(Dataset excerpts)
┏━━

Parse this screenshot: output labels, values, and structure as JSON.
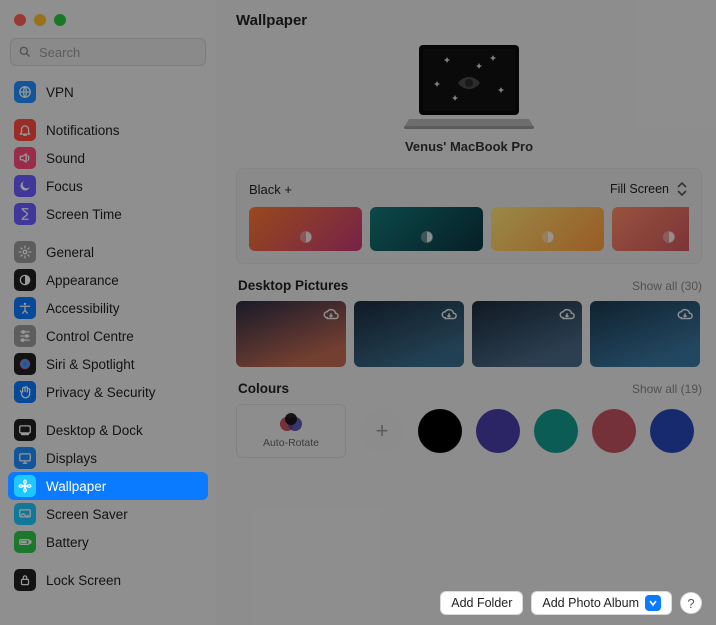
{
  "window": {
    "search_placeholder": "Search"
  },
  "title": "Wallpaper",
  "sidebar": {
    "items": [
      {
        "id": "vpn",
        "label": "VPN",
        "icon": "globe-icon",
        "bg": "#1e8fff",
        "fg": "#fff"
      },
      {
        "id": "notifications",
        "label": "Notifications",
        "icon": "bell-icon",
        "bg": "#ff4b3e",
        "fg": "#fff"
      },
      {
        "id": "sound",
        "label": "Sound",
        "icon": "speaker-icon",
        "bg": "#ff4b7a",
        "fg": "#fff"
      },
      {
        "id": "focus",
        "label": "Focus",
        "icon": "moon-icon",
        "bg": "#6a5cff",
        "fg": "#fff"
      },
      {
        "id": "screen-time",
        "label": "Screen Time",
        "icon": "hourglass-icon",
        "bg": "#6a5cff",
        "fg": "#fff"
      },
      {
        "id": "general",
        "label": "General",
        "icon": "gear-icon",
        "bg": "#9c9c9c",
        "fg": "#fff"
      },
      {
        "id": "appearance",
        "label": "Appearance",
        "icon": "appearance-icon",
        "bg": "#202020",
        "fg": "#fff"
      },
      {
        "id": "accessibility",
        "label": "Accessibility",
        "icon": "accessibility-icon",
        "bg": "#0a7aff",
        "fg": "#fff"
      },
      {
        "id": "control-centre",
        "label": "Control Centre",
        "icon": "sliders-icon",
        "bg": "#9c9c9c",
        "fg": "#fff"
      },
      {
        "id": "siri-spotlight",
        "label": "Siri & Spotlight",
        "icon": "siri-icon",
        "bg": "#202020",
        "fg": "#fff"
      },
      {
        "id": "privacy-security",
        "label": "Privacy & Security",
        "icon": "hand-icon",
        "bg": "#0a7aff",
        "fg": "#fff"
      },
      {
        "id": "desktop-dock",
        "label": "Desktop & Dock",
        "icon": "dock-icon",
        "bg": "#202020",
        "fg": "#fff"
      },
      {
        "id": "displays",
        "label": "Displays",
        "icon": "display-icon",
        "bg": "#1e8fff",
        "fg": "#fff"
      },
      {
        "id": "wallpaper",
        "label": "Wallpaper",
        "icon": "flower-icon",
        "bg": "#1ec8ff",
        "fg": "#fff",
        "selected": true
      },
      {
        "id": "screen-saver",
        "label": "Screen Saver",
        "icon": "screensaver-icon",
        "bg": "#1ec8ff",
        "fg": "#fff"
      },
      {
        "id": "battery",
        "label": "Battery",
        "icon": "battery-icon",
        "bg": "#2ec94a",
        "fg": "#fff"
      },
      {
        "id": "lock-screen",
        "label": "Lock Screen",
        "icon": "lock-icon",
        "bg": "#202020",
        "fg": "#fff"
      }
    ],
    "spacers_after": [
      "vpn",
      "screen-time",
      "privacy-security",
      "battery"
    ]
  },
  "preview": {
    "device_name": "Venus' MacBook Pro"
  },
  "current_wallpaper": {
    "label": "Black +",
    "fit_option": "Fill Screen",
    "thumbs": [
      {
        "id": "dyn-1",
        "gradient": "linear-gradient(135deg,#ff7a2f,#c5397a)"
      },
      {
        "id": "dyn-2",
        "gradient": "linear-gradient(135deg,#147a79,#0b3440)"
      },
      {
        "id": "dyn-3",
        "gradient": "linear-gradient(135deg,#ffe477,#ff9a3f)"
      },
      {
        "id": "dyn-4",
        "gradient": "linear-gradient(135deg,#ff8a66,#c0495d)"
      }
    ]
  },
  "desktop_pictures": {
    "title": "Desktop Pictures",
    "show_all_label": "Show all",
    "count": 30,
    "thumbs": [
      {
        "id": "dp-1",
        "bg": "linear-gradient(160deg,#2b2b46,#c06a52 80%)"
      },
      {
        "id": "dp-2",
        "bg": "linear-gradient(160deg,#1b2c3c,#3a6b8a 80%)"
      },
      {
        "id": "dp-3",
        "bg": "linear-gradient(160deg,#1a2a3a,#4a6a88 80%)"
      },
      {
        "id": "dp-4",
        "bg": "linear-gradient(160deg,#1a3950,#3a77a0 80%)"
      }
    ]
  },
  "colours": {
    "title": "Colours",
    "show_all_label": "Show all",
    "count": 19,
    "auto_rotate_label": "Auto-Rotate",
    "swatches": [
      {
        "id": "c-black",
        "hex": "#000000"
      },
      {
        "id": "c-indigo",
        "hex": "#4a3fa8"
      },
      {
        "id": "c-teal",
        "hex": "#149a8f"
      },
      {
        "id": "c-rose",
        "hex": "#c35362"
      },
      {
        "id": "c-blue",
        "hex": "#2846b8"
      }
    ]
  },
  "footer": {
    "add_folder_label": "Add Folder",
    "add_album_label": "Add Photo Album",
    "help_label": "?"
  }
}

┗━━

(Task prompt)
Exclude the images, then output the data above word for word.

(Exercise answer)
Parse this screenshot: output labels, values, and structure as JSON.
{
  "window": {
    "search_placeholder": "Search"
  },
  "title": "Wallpaper",
  "sidebar": {
    "items": [
      {
        "id": "vpn",
        "label": "VPN",
        "icon": "globe-icon",
        "bg": "#1e8fff",
        "fg": "#fff"
      },
      {
        "id": "notifications",
        "label": "Notifications",
        "icon": "bell-icon",
        "bg": "#ff4b3e",
        "fg": "#fff"
      },
      {
        "id": "sound",
        "label": "Sound",
        "icon": "speaker-icon",
        "bg": "#ff4b7a",
        "fg": "#fff"
      },
      {
        "id": "focus",
        "label": "Focus",
        "icon": "moon-icon",
        "bg": "#6a5cff",
        "fg": "#fff"
      },
      {
        "id": "screen-time",
        "label": "Screen Time",
        "icon": "hourglass-icon",
        "bg": "#6a5cff",
        "fg": "#fff"
      },
      {
        "id": "general",
        "label": "General",
        "icon": "gear-icon",
        "bg": "#9c9c9c",
        "fg": "#fff"
      },
      {
        "id": "appearance",
        "label": "Appearance",
        "icon": "appearance-icon",
        "bg": "#202020",
        "fg": "#fff"
      },
      {
        "id": "accessibility",
        "label": "Accessibility",
        "icon": "accessibility-icon",
        "bg": "#0a7aff",
        "fg": "#fff"
      },
      {
        "id": "control-centre",
        "label": "Control Centre",
        "icon": "sliders-icon",
        "bg": "#9c9c9c",
        "fg": "#fff"
      },
      {
        "id": "siri-spotlight",
        "label": "Siri & Spotlight",
        "icon": "siri-icon",
        "bg": "#202020",
        "fg": "#fff"
      },
      {
        "id": "privacy-security",
        "label": "Privacy & Security",
        "icon": "hand-icon",
        "bg": "#0a7aff",
        "fg": "#fff"
      },
      {
        "id": "desktop-dock",
        "label": "Desktop & Dock",
        "icon": "dock-icon",
        "bg": "#202020",
        "fg": "#fff"
      },
      {
        "id": "displays",
        "label": "Displays",
        "icon": "display-icon",
        "bg": "#1e8fff",
        "fg": "#fff"
      },
      {
        "id": "wallpaper",
        "label": "Wallpaper",
        "icon": "flower-icon",
        "bg": "#1ec8ff",
        "fg": "#fff",
        "selected": true
      },
      {
        "id": "screen-saver",
        "label": "Screen Saver",
        "icon": "screensaver-icon",
        "bg": "#1ec8ff",
        "fg": "#fff"
      },
      {
        "id": "battery",
        "label": "Battery",
        "icon": "battery-icon",
        "bg": "#2ec94a",
        "fg": "#fff"
      },
      {
        "id": "lock-screen",
        "label": "Lock Screen",
        "icon": "lock-icon",
        "bg": "#202020",
        "fg": "#fff"
      }
    ],
    "spacers_after": [
      "vpn",
      "screen-time",
      "privacy-security",
      "battery"
    ]
  },
  "preview": {
    "device_name": "Venus' MacBook Pro"
  },
  "current_wallpaper": {
    "label": "Black +",
    "fit_option": "Fill Screen",
    "thumbs": [
      {
        "id": "dyn-1",
        "gradient": "linear-gradient(135deg,#ff7a2f,#c5397a)"
      },
      {
        "id": "dyn-2",
        "gradient": "linear-gradient(135deg,#147a79,#0b3440)"
      },
      {
        "id": "dyn-3",
        "gradient": "linear-gradient(135deg,#ffe477,#ff9a3f)"
      },
      {
        "id": "dyn-4",
        "gradient": "linear-gradient(135deg,#ff8a66,#c0495d)"
      }
    ]
  },
  "desktop_pictures": {
    "title": "Desktop Pictures",
    "show_all_label": "Show all",
    "count": 30,
    "thumbs": [
      {
        "id": "dp-1",
        "bg": "linear-gradient(160deg,#2b2b46,#c06a52 80%)"
      },
      {
        "id": "dp-2",
        "bg": "linear-gradient(160deg,#1b2c3c,#3a6b8a 80%)"
      },
      {
        "id": "dp-3",
        "bg": "linear-gradient(160deg,#1a2a3a,#4a6a88 80%)"
      },
      {
        "id": "dp-4",
        "bg": "linear-gradient(160deg,#1a3950,#3a77a0 80%)"
      }
    ]
  },
  "colours": {
    "title": "Colours",
    "show_all_label": "Show all",
    "count": 19,
    "auto_rotate_label": "Auto-Rotate",
    "swatches": [
      {
        "id": "c-black",
        "hex": "#000000"
      },
      {
        "id": "c-indigo",
        "hex": "#4a3fa8"
      },
      {
        "id": "c-teal",
        "hex": "#149a8f"
      },
      {
        "id": "c-rose",
        "hex": "#c35362"
      },
      {
        "id": "c-blue",
        "hex": "#2846b8"
      }
    ]
  },
  "footer": {
    "add_folder_label": "Add Folder",
    "add_album_label": "Add Photo Album",
    "help_label": "?"
  }
}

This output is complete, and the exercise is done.